Repeat the material below exactly, line for line.

[start DATA EXTRACT]

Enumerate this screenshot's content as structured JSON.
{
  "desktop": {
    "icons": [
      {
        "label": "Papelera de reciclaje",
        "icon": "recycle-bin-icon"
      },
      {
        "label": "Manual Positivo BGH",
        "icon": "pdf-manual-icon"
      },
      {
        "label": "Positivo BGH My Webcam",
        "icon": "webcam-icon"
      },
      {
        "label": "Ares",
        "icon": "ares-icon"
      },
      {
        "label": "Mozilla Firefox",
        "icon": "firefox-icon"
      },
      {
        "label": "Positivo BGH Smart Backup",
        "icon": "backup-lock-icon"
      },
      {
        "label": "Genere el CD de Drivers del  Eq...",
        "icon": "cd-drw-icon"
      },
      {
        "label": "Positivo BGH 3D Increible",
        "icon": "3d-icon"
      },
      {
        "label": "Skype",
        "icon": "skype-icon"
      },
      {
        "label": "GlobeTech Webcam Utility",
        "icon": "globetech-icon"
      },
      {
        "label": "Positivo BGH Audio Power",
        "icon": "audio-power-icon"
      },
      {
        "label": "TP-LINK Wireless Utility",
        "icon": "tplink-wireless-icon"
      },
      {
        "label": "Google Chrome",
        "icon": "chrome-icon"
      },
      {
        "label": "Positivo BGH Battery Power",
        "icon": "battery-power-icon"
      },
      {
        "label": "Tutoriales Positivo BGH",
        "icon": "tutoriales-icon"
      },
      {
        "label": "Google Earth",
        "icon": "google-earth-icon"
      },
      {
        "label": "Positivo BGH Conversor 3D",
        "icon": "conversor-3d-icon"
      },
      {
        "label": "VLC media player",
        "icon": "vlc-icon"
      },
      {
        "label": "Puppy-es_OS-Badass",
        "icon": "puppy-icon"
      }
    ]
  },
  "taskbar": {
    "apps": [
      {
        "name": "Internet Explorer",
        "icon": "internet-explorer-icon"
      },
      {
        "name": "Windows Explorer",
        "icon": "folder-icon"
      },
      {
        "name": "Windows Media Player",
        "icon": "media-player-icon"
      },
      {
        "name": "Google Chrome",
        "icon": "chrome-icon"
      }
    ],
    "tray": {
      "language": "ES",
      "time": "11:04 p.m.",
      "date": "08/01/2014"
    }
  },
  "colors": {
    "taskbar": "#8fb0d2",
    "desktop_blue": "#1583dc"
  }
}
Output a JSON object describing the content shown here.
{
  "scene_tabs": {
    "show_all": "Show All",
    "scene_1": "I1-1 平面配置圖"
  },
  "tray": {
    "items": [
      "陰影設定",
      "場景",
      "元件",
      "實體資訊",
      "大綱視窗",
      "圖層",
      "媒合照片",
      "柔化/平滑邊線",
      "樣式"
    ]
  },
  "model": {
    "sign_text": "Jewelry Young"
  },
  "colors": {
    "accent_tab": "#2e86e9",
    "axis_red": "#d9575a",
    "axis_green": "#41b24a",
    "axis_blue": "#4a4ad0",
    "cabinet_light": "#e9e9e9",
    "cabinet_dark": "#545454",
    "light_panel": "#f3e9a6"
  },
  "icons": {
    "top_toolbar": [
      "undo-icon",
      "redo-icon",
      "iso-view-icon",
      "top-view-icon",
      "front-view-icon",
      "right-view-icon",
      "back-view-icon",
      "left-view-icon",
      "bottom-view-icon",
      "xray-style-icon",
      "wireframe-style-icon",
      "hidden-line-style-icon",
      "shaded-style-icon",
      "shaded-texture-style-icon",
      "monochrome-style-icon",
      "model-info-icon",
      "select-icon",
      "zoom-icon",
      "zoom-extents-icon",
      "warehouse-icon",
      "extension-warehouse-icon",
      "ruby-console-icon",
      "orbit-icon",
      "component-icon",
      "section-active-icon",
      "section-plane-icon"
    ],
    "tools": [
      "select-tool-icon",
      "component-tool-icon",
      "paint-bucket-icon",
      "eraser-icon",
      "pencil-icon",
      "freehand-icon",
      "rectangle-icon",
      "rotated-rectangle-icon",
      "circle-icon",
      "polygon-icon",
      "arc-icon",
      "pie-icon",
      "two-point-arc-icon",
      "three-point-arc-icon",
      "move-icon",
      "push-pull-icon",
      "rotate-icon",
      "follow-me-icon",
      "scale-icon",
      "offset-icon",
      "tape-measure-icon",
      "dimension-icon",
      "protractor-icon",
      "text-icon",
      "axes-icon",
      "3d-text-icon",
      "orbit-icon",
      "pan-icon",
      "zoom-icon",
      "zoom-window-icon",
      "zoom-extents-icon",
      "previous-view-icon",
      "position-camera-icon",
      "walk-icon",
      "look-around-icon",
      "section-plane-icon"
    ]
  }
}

[end DATA EXTRACT]

**THE SOLUTION**:
Enumerate this screenshot's content as structured JSON.
{
  "desktop": {
    "icons": [
      {
        "label": "Papelera de reciclaje",
        "icon": "recycle-bin-icon"
      },
      {
        "label": "Manual Positivo BGH",
        "icon": "pdf-manual-icon"
      },
      {
        "label": "Positivo BGH My Webcam",
        "icon": "webcam-icon"
      },
      {
        "label": "Ares",
        "icon": "ares-icon"
      },
      {
        "label": "Mozilla Firefox",
        "icon": "firefox-icon"
      },
      {
        "label": "Positivo BGH Smart Backup",
        "icon": "backup-lock-icon"
      },
      {
        "label": "Genere el CD de Drivers del  Eq...",
        "icon": "cd-drw-icon"
      },
      {
        "label": "Positivo BGH 3D Increible",
        "icon": "3d-icon"
      },
      {
        "label": "Skype",
        "icon": "skype-icon"
      },
      {
        "label": "GlobeTech Webcam Utility",
        "icon": "globetech-icon"
      },
      {
        "label": "Positivo BGH Audio Power",
        "icon": "audio-power-icon"
      },
      {
        "label": "TP-LINK Wireless Utility",
        "icon": "tplink-wireless-icon"
      },
      {
        "label": "Google Chrome",
        "icon": "chrome-icon"
      },
      {
        "label": "Positivo BGH Battery Power",
        "icon": "battery-power-icon"
      },
      {
        "label": "Tutoriales Positivo BGH",
        "icon": "tutoriales-icon"
      },
      {
        "label": "Google Earth",
        "icon": "google-earth-icon"
      },
      {
        "label": "Positivo BGH Conversor 3D",
        "icon": "conversor-3d-icon"
      },
      {
        "label": "VLC media player",
        "icon": "vlc-icon"
      },
      {
        "label": "Puppy-es_OS-Badass",
        "icon": "puppy-icon"
      }
    ]
  },
  "taskbar": {
    "apps": [
      {
        "name": "Internet Explorer",
        "icon": "internet-explorer-icon"
      },
      {
        "name": "Windows Explorer",
        "icon": "folder-icon"
      },
      {
        "name": "Windows Media Player",
        "icon": "media-player-icon"
      },
      {
        "name": "Google Chrome",
        "icon": "chrome-icon"
      }
    ],
    "tray": {
      "language": "ES",
      "time": "11:04 p.m.",
      "date": "08/01/2014"
    }
  },
  "colors": {
    "taskbar": "#8fb0d2",
    "desktop_blue": "#1583dc"
  }
}
Output a JSON object describing the content shown here.
{
  "scene_tabs": {
    "show_all": "Show All",
    "scene_1": "I1-1 平面配置圖"
  },
  "tray": {
    "items": [
      "陰影設定",
      "場景",
      "元件",
      "實體資訊",
      "大綱視窗",
      "圖層",
      "媒合照片",
      "柔化/平滑邊線",
      "樣式"
    ]
  },
  "model": {
    "sign_text": "Jewelry Young"
  },
  "colors": {
    "accent_tab": "#2e86e9",
    "axis_red": "#d9575a",
    "axis_green": "#41b24a",
    "axis_blue": "#4a4ad0",
    "cabinet_light": "#e9e9e9",
    "cabinet_dark": "#545454",
    "light_panel": "#f3e9a6"
  },
  "icons": {
    "top_toolbar": [
      "undo-icon",
      "redo-icon",
      "iso-view-icon",
      "top-view-icon",
      "front-view-icon",
      "right-view-icon",
      "back-view-icon",
      "left-view-icon",
      "bottom-view-icon",
      "xray-style-icon",
      "wireframe-style-icon",
      "hidden-line-style-icon",
      "shaded-style-icon",
      "shaded-texture-style-icon",
      "monochrome-style-icon",
      "model-info-icon",
      "select-icon",
      "zoom-icon",
      "zoom-extents-icon",
      "warehouse-icon",
      "extension-warehouse-icon",
      "ruby-console-icon",
      "orbit-icon",
      "component-icon",
      "section-active-icon",
      "section-plane-icon"
    ],
    "tools": [
      "select-tool-icon",
      "component-tool-icon",
      "paint-bucket-icon",
      "eraser-icon",
      "pencil-icon",
      "freehand-icon",
      "rectangle-icon",
      "rotated-rectangle-icon",
      "circle-icon",
      "polygon-icon",
      "arc-icon",
      "pie-icon",
      "two-point-arc-icon",
      "three-point-arc-icon",
      "move-icon",
      "push-pull-icon",
      "rotate-icon",
      "follow-me-icon",
      "scale-icon",
      "offset-icon",
      "tape-measure-icon",
      "dimension-icon",
      "protractor-icon",
      "text-icon",
      "axes-icon",
      "3d-text-icon",
      "orbit-icon",
      "pan-icon",
      "zoom-icon",
      "zoom-window-icon",
      "zoom-extents-icon",
      "previous-view-icon",
      "position-camera-icon",
      "walk-icon",
      "look-around-icon",
      "section-plane-icon"
    ]
  }
}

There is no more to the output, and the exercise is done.